● COMPLETE THE FOLLOWING
(1) In the ocfs2 locking thread, rewrite the part between "The problem is" and "Yes, it is.", inclusive, swapping "wrapper" for "shim".
(2) In the ocfs2 locking thread, which list did Christoph Hellwig add to the cc list?

● QUOTED PASSAGE
--- BEGIN ---
2016-10-28 Thread Eric Ren

Hi Christoph!

Thanks for your attention.

On 10/28/2016 02:20 PM, Christoph Hellwig wrote:

Hi Eric,

I've added linux-fsdevel to the cc list as this should get a bit
broader attention.

On Wed, Oct 19, 2016 at 01:19:40PM +0800, Eric Ren wrote:

Mostly, we can avoid recursive locking by writing code carefully. However, as
the deadlock issues have proved out, it's very hard to handle the routines
that are called directly by vfs. For instance:

 const struct inode_operations ocfs2_file_iops = {
 .permission = ocfs2_permission,
 .get_acl= ocfs2_iop_get_acl,
 .set_acl= ocfs2_iop_set_acl,
 };


ocfs2_permission() and ocfs2_iop_get/set_acl() both call ocfs2_inode_lock().
The problem is that the call chain of ocfs2_permission() includes *_acl().

What do you actually protect in ocfs2_permission?  It's a trivial
wrapper around generic_permission which just looks at the VFS inode.

Yes, it is.
--- END ---
● COLLECTED MATERIAL
--- BEGIN ---
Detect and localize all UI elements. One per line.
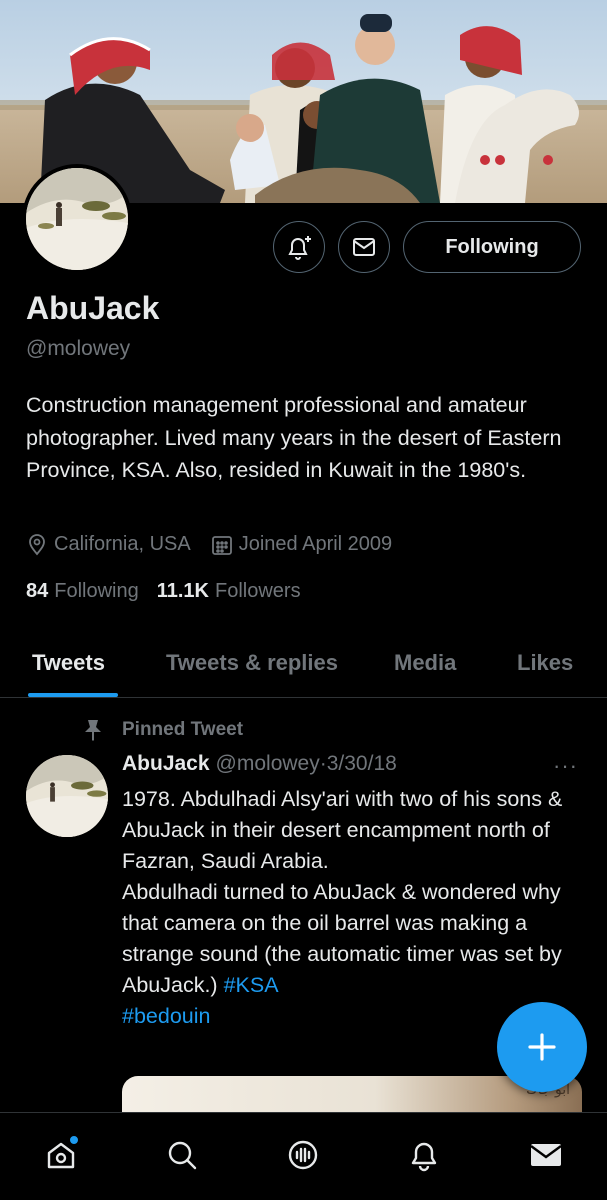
--- END ---
● RESPONSES TO THE EXERCISE
(1)
The problem is that the call chain of ocfs2_permission() includes *_acl().

What do you actually protect in ocfs2_permission?  It's a trivial
shim around generic_permission which just looks at the VFS inode.

Yes, it is.

(2) linux-fsdevel